[Stored records]
----
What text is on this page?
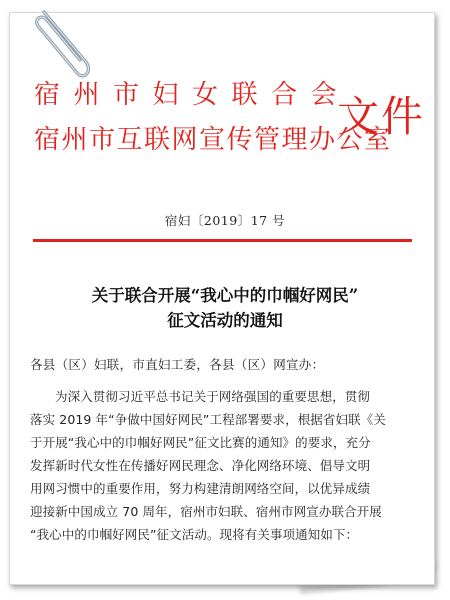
宿州市妇女联合会
宿州市互联网宣传管理办公室
文件
宿妇〔2019〕17 号
关于联合开展“我心中的巾帼好网民”
征文活动的通知
各县（区）妇联，市直妇工委，各县（区）网宣办：
为深入贯彻习近平总书记关于网络强国的重要思想，贯彻
落实 2019 年“争做中国好网民”工程部署要求，根据省妇联《关
于开展“我心中的巾帼好网民”征文比赛的通知》的要求，充分
发挥新时代女性在传播好网民理念、净化网络环境、倡导文明
用网习惯中的重要作用，努力构建清朗网络空间，以优异成绩
迎接新中国成立 70 周年，宿州市妇联、宿州市网宣办联合开展
“我心中的巾帼好网民”征文活动。现将有关事项通知如下：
----
→ **DIRECTION**:
Select and copy every line of the material that holds the string "我心中的巾帼好网民".

→ **OUTPUT OF THE EXERCISE**:
关于联合开展“我心中的巾帼好网民”
于开展“我心中的巾帼好网民”征文比赛的通知》的要求，充分
“我心中的巾帼好网民”征文活动。现将有关事项通知如下：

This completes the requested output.